• _What you will do_
Quote the records beneath, complete and exact. Leave out images.

++++++++++

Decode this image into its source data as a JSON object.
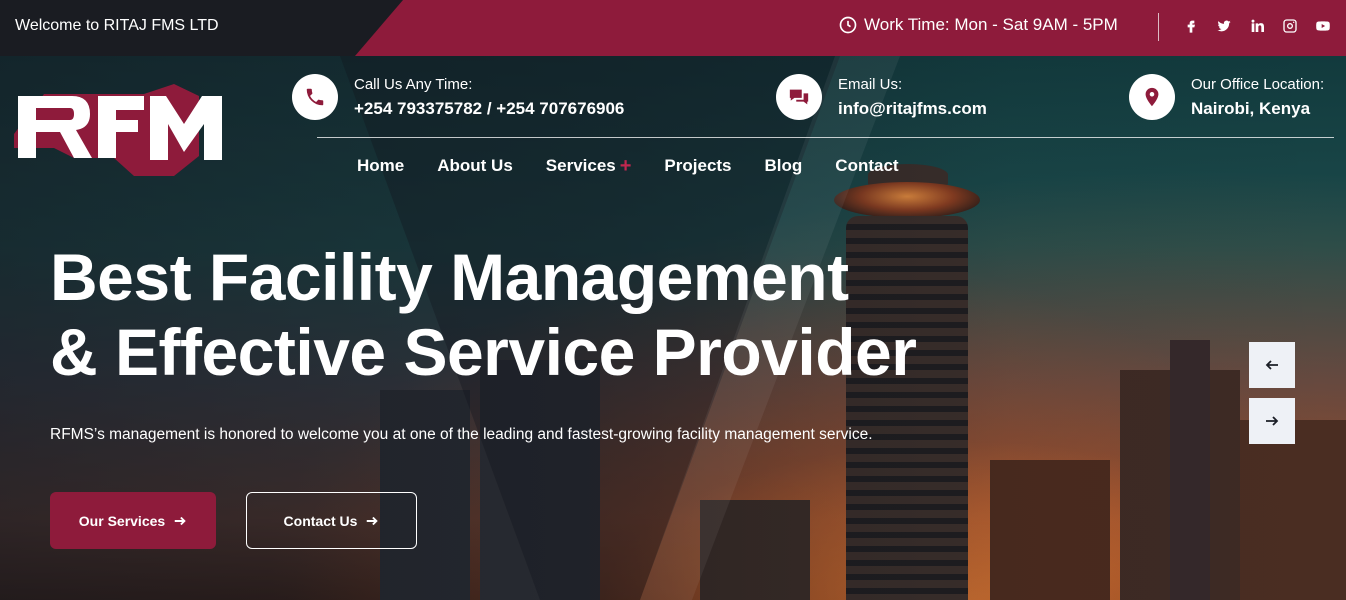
{
  "topbar": {
    "welcome": "Welcome to RITAJ FMS LTD",
    "work_time": "Work Time: Mon - Sat 9AM - 5PM",
    "socials": [
      "facebook-icon",
      "twitter-icon",
      "linkedin-icon",
      "instagram-icon",
      "youtube-icon"
    ]
  },
  "brand": {
    "logo_text": "RFM",
    "accent": "#8e1b3b"
  },
  "contact": {
    "phone": {
      "label": "Call Us Any Time:",
      "value": "+254 793375782 / +254 707676906"
    },
    "email": {
      "label": "Email Us:",
      "value": "info@ritajfms.com"
    },
    "office": {
      "label": "Our Office Location:",
      "value": "Nairobi, Kenya"
    }
  },
  "nav": {
    "items": [
      {
        "label": "Home"
      },
      {
        "label": "About Us"
      },
      {
        "label": "Services",
        "suffix": "+"
      },
      {
        "label": "Projects"
      },
      {
        "label": "Blog"
      },
      {
        "label": "Contact"
      }
    ]
  },
  "hero": {
    "headline_line1": "Best Facility Management",
    "headline_line2": "& Effective Service Provider",
    "subtext": "RFMS’s management is honored to welcome you at one of the leading and fastest-growing facility management service.",
    "primary_button": "Our Services",
    "secondary_button": "Contact Us"
  }
}
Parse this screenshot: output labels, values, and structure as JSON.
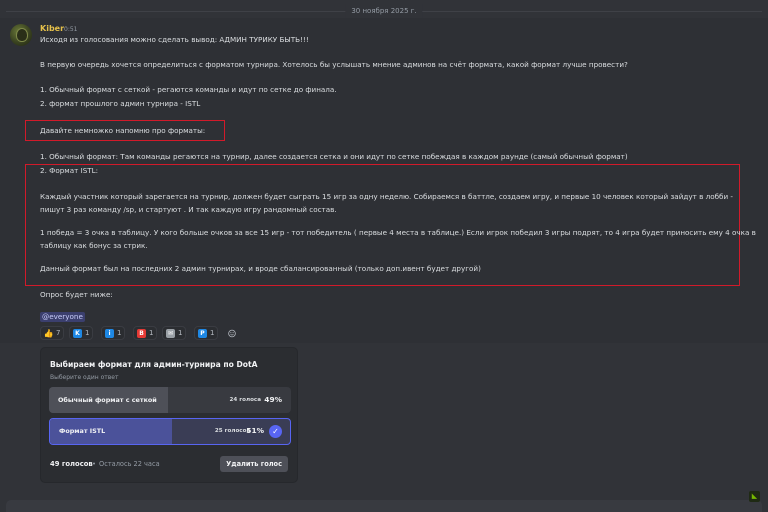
{
  "date_divider": "30 ноября 2025 г.",
  "message": {
    "author": "Kiber",
    "time": "0:51",
    "lines": {
      "l1": "Исходя из голосования можно сделать вывод: АДМИН ТУРИКУ БЫТЬ!!!",
      "l2": "В первую очередь хочется определиться с форматом турнира. Хотелось бы услышать мнение админов на счёт формата, какой формат лучше провести?",
      "l3": "1. Обычный формат с сеткой - регаются команды и идут по сетке до финала.",
      "l4": "2. формат прошлого админ турнира -  ISTL",
      "l5": "Давайте немножко напомню про форматы:",
      "l6": "1. Обычный формат: Там команды регаются на турнир, далее создается сетка и они идут по сетке побеждая в каждом раунде (самый обычный формат)",
      "l7": "2. Формат ISTL:",
      "l8": "Каждый участник который зарегается на турнир, должен будет сыграть 15 игр за одну неделю. Собираемся в баттле, создаем игру, и первые 10 человек который зайдут в лобби -",
      "l9": "пишут 3 раз команду /sp, и стартуют . И так каждую игру рандомный состав.",
      "l10": "1 победа = 3 очка в таблицу. У кого больше очков за все 15 игр - тот победитель ( первые 4 места в таблице.) Если игрок победил 3 игры подрят, то 4 игра будет приносить ему 4 очка в",
      "l11": "таблицу как бонус за стрик.",
      "l12": "Данный формат был на последних 2 админ турнирах, и вроде сбалансированный (только доп.ивент будет другой)",
      "l13": "Опрос будет ниже:"
    },
    "mention": "@everyone"
  },
  "reactions": [
    {
      "icon": "thumbs-up-icon",
      "label": "👍",
      "count": "7",
      "color": "#f5c542"
    },
    {
      "icon": "k-emoji-icon",
      "label": "K",
      "count": "1",
      "color": "#1e88e5"
    },
    {
      "icon": "info-emoji-icon",
      "label": "i",
      "count": "1",
      "color": "#1e88e5"
    },
    {
      "icon": "b-emoji-icon",
      "label": "B",
      "count": "1",
      "color": "#e53935"
    },
    {
      "icon": "envelope-emoji-icon",
      "label": "✉",
      "count": "1",
      "color": "#9aa0a6"
    },
    {
      "icon": "p-emoji-icon",
      "label": "P",
      "count": "1",
      "color": "#1e88e5"
    }
  ],
  "poll": {
    "question": "Выбираем формат для админ-турнира по DotA",
    "subtitle": "Выберите один ответ",
    "options": [
      {
        "label": "Обычный формат с сеткой",
        "votes": "24 голоса",
        "percent": "49%",
        "fraction": 0.49,
        "selected": false
      },
      {
        "label": "Формат ISTL",
        "votes": "25 голосов",
        "percent": "51%",
        "fraction": 0.51,
        "selected": true
      }
    ],
    "total_votes": "49 голосов",
    "separator": "•",
    "time_left": "Осталось 22 часа",
    "remove_vote_label": "Удалить голос"
  },
  "colors": {
    "highlight_box": "#d11a2a",
    "accent": "#5865f2",
    "author": "#e5c04a"
  }
}
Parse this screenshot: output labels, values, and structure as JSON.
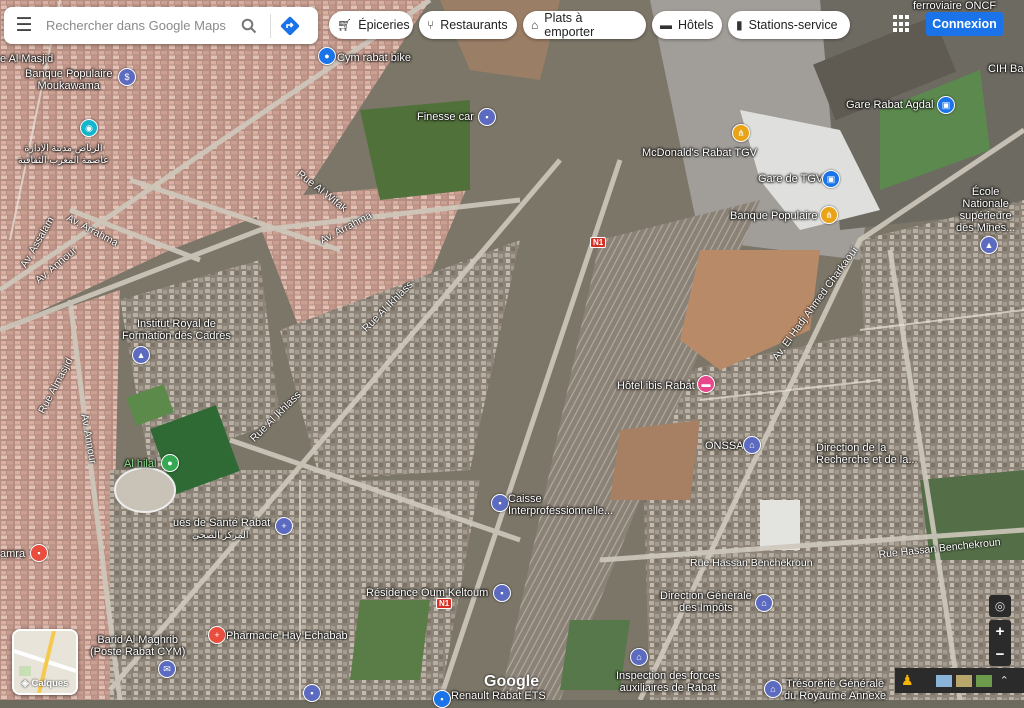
{
  "search": {
    "placeholder": "Rechercher dans Google Maps"
  },
  "chips": [
    {
      "label": "Épiceries",
      "icon": "cart-icon"
    },
    {
      "label": "Restaurants",
      "icon": "fork-knife-icon"
    },
    {
      "label": "Plats à emporter",
      "icon": "takeout-icon"
    },
    {
      "label": "Hôtels",
      "icon": "bed-icon"
    },
    {
      "label": "Stations-service",
      "icon": "fuel-icon"
    }
  ],
  "login": "Connexion",
  "layers": "Calques",
  "brand": "Google",
  "zoom": {
    "in": "+",
    "out": "−"
  },
  "places": {
    "al_masjid": "e Al Masjid",
    "banque_pop_moukawama": "Banque Populaire\nMoukawama",
    "cym": "Cym rabat bike",
    "finesse": "Finesse car",
    "arabic1": "الرياض مدينة الإدارة\nعاصمة المغرب الثقافية",
    "mcdo": "McDonald's Rabat TGV",
    "gare_tgv": "Gare de TGV",
    "banque_pop": "Banque Populaire",
    "gare_agdal": "Gare Rabat Agdal",
    "oncf": "ferroviaire ONCF",
    "cih": "CIH Ba",
    "ecole": "École\nNationale\nsupérieure\ndes Mines...",
    "institut": "Institut Royal de\nFormation des Cadres",
    "al_hilal": "Al hilal",
    "ibis": "Hôtel ibis Rabat",
    "onssa": "ONSSA",
    "direction_rech": "Direction de la\nRecherche et de la...",
    "caisse": "Caisse\nInterprofessionnelle...",
    "sante": "ues de Santé Rabat",
    "sante_ar": "المركز الصحي",
    "amra": "amra",
    "residence": "Résidence Oum Keltoum",
    "direction_impots": "Direction Générale\ndes Impôts",
    "barid": "Barid Al Maghrib\n(Poste Rabat CYM)",
    "pharmacie": "Pharmacie Hay Echabab",
    "inspection": "Inspection des forces\nauxiliaires de Rabat",
    "tresorerie": "Trésorerie Générale\ndu Royaume Annexe",
    "renault": "Renault Rabat ETS"
  },
  "roads": {
    "al_wifak": "Rue Al Wifak",
    "arrahma1": "Av. Arrahma",
    "arrahma2": "Av. Arrahma",
    "assalam": "Av. Assalam",
    "annour1": "Av. Annour",
    "annour2": "Av. Annour",
    "almasjid": "Rue Almasjid",
    "al_ikhlass1": "Rue Al Ikhlass",
    "al_ikhlass2": "Rue Al Ikhlass",
    "chakoui": "Av. El Hadj Ahmed Charkaoui",
    "hassan1": "Rue Hassan Benchekroun",
    "hassan2": "Rue Hassan Benchekroun",
    "n1a": "N1",
    "n1b": "N1"
  }
}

++++++++++

• _Written answer_
Decode this image into its source data as a JSON object.
{
  "topbar": {
    "welcome": "Welcome to RITAJ FMS LTD",
    "work_time": "Work Time: Mon - Sat 9AM - 5PM",
    "socials": [
      "facebook-icon",
      "twitter-icon",
      "linkedin-icon",
      "instagram-icon",
      "youtube-icon"
    ]
  },
  "brand": {
    "logo_text": "RFM",
    "accent": "#8e1b3b"
  },
  "contact": {
    "phone": {
      "label": "Call Us Any Time:",
      "value": "+254 793375782 / +254 707676906"
    },
    "email": {
      "label": "Email Us:",
      "value": "info@ritajfms.com"
    },
    "office": {
      "label": "Our Office Location:",
      "value": "Nairobi, Kenya"
    }
  },
  "nav": {
    "items": [
      {
        "label": "Home"
      },
      {
        "label": "About Us"
      },
      {
        "label": "Services",
        "suffix": "+"
      },
      {
        "label": "Projects"
      },
      {
        "label": "Blog"
      },
      {
        "label": "Contact"
      }
    ]
  },
  "hero": {
    "headline_line1": "Best Facility Management",
    "headline_line2": "& Effective Service Provider",
    "subtext": "RFMS’s management is honored to welcome you at one of the leading and fastest-growing facility management service.",
    "primary_button": "Our Services",
    "secondary_button": "Contact Us"
  }
}
Parse this screenshot: output labels, values, and structure as JSON.
{
  "date_divider": "30 ноября 2025 г.",
  "message": {
    "author": "Kiber",
    "time": "0:51",
    "lines": {
      "l1": "Исходя из голосования можно сделать вывод: АДМИН ТУРИКУ БЫТЬ!!!",
      "l2": "В первую очередь хочется определиться с форматом турнира. Хотелось бы услышать мнение админов на счёт формата, какой формат лучше провести?",
      "l3": "1. Обычный формат с сеткой - регаются команды и идут по сетке до финала.",
      "l4": "2. формат прошлого админ турнира -  ISTL",
      "l5": "Давайте немножко напомню про форматы:",
      "l6": "1. Обычный формат: Там команды регаются на турнир, далее создается сетка и они идут по сетке побеждая в каждом раунде (самый обычный формат)",
      "l7": "2. Формат ISTL:",
      "l8": "Каждый участник который зарегается на турнир, должен будет сыграть 15 игр за одну неделю. Собираемся в баттле, создаем игру, и первые 10 человек который зайдут в лобби -",
      "l9": "пишут 3 раз команду /sp, и стартуют . И так каждую игру рандомный состав.",
      "l10": "1 победа = 3 очка в таблицу. У кого больше очков за все 15 игр - тот победитель ( первые 4 места в таблице.) Если игрок победил 3 игры подрят, то 4 игра будет приносить ему 4 очка в",
      "l11": "таблицу как бонус за стрик.",
      "l12": "Данный формат был на последних 2 админ турнирах, и вроде сбалансированный (только доп.ивент будет другой)",
      "l13": "Опрос будет ниже:"
    },
    "mention": "@everyone"
  },
  "reactions": [
    {
      "icon": "thumbs-up-icon",
      "label": "👍",
      "count": "7",
      "color": "#f5c542"
    },
    {
      "icon": "k-emoji-icon",
      "label": "K",
      "count": "1",
      "color": "#1e88e5"
    },
    {
      "icon": "info-emoji-icon",
      "label": "i",
      "count": "1",
      "color": "#1e88e5"
    },
    {
      "icon": "b-emoji-icon",
      "label": "B",
      "count": "1",
      "color": "#e53935"
    },
    {
      "icon": "envelope-emoji-icon",
      "label": "✉",
      "count": "1",
      "color": "#9aa0a6"
    },
    {
      "icon": "p-emoji-icon",
      "label": "P",
      "count": "1",
      "color": "#1e88e5"
    }
  ],
  "poll": {
    "question": "Выбираем формат для админ-турнира по DotA",
    "subtitle": "Выберите один ответ",
    "options": [
      {
        "label": "Обычный формат с сеткой",
        "votes": "24 голоса",
        "percent": "49%",
        "fraction": 0.49,
        "selected": false
      },
      {
        "label": "Формат ISTL",
        "votes": "25 голосов",
        "percent": "51%",
        "fraction": 0.51,
        "selected": true
      }
    ],
    "total_votes": "49 голосов",
    "separator": "•",
    "time_left": "Осталось 22 часа",
    "remove_vote_label": "Удалить голос"
  },
  "colors": {
    "highlight_box": "#d11a2a",
    "accent": "#5865f2",
    "author": "#e5c04a"
  }
}
Parse this screenshot: output labels, values, and structure as JSON.
{
  "search": {
    "placeholder": "Rechercher dans Google Maps"
  },
  "chips": [
    {
      "label": "Épiceries",
      "icon": "cart-icon"
    },
    {
      "label": "Restaurants",
      "icon": "fork-knife-icon"
    },
    {
      "label": "Plats à emporter",
      "icon": "takeout-icon"
    },
    {
      "label": "Hôtels",
      "icon": "bed-icon"
    },
    {
      "label": "Stations-service",
      "icon": "fuel-icon"
    }
  ],
  "login": "Connexion",
  "layers": "Calques",
  "brand": "Google",
  "zoom": {
    "in": "+",
    "out": "−"
  },
  "places": {
    "al_masjid": "e Al Masjid",
    "banque_pop_moukawama": "Banque Populaire\nMoukawama",
    "cym": "Cym rabat bike",
    "finesse": "Finesse car",
    "arabic1": "الرياض مدينة الإدارة\nعاصمة المغرب الثقافية",
    "mcdo": "McDonald's Rabat TGV",
    "gare_tgv": "Gare de TGV",
    "banque_pop": "Banque Populaire",
    "gare_agdal": "Gare Rabat Agdal",
    "oncf": "ferroviaire ONCF",
    "cih": "CIH Ba",
    "ecole": "École\nNationale\nsupérieure\ndes Mines...",
    "institut": "Institut Royal de\nFormation des Cadres",
    "al_hilal": "Al hilal",
    "ibis": "Hôtel ibis Rabat",
    "onssa": "ONSSA",
    "direction_rech": "Direction de la\nRecherche et de la...",
    "caisse": "Caisse\nInterprofessionnelle...",
    "sante": "ues de Santé Rabat",
    "sante_ar": "المركز الصحي",
    "amra": "amra",
    "residence": "Résidence Oum Keltoum",
    "direction_impots": "Direction Générale\ndes Impôts",
    "barid": "Barid Al Maghrib\n(Poste Rabat CYM)",
    "pharmacie": "Pharmacie Hay Echabab",
    "inspection": "Inspection des forces\nauxiliaires de Rabat",
    "tresorerie": "Trésorerie Générale\ndu Royaume Annexe",
    "renault": "Renault Rabat ETS"
  },
  "roads": {
    "al_wifak": "Rue Al Wifak",
    "arrahma1": "Av. Arrahma",
    "arrahma2": "Av. Arrahma",
    "assalam": "Av. Assalam",
    "annour1": "Av. Annour",
    "annour2": "Av. Annour",
    "almasjid": "Rue Almasjid",
    "al_ikhlass1": "Rue Al Ikhlass",
    "al_ikhlass2": "Rue Al Ikhlass",
    "chakoui": "Av. El Hadj Ahmed Charkaoui",
    "hassan1": "Rue Hassan Benchekroun",
    "hassan2": "Rue Hassan Benchekroun",
    "n1a": "N1",
    "n1b": "N1"
  }
}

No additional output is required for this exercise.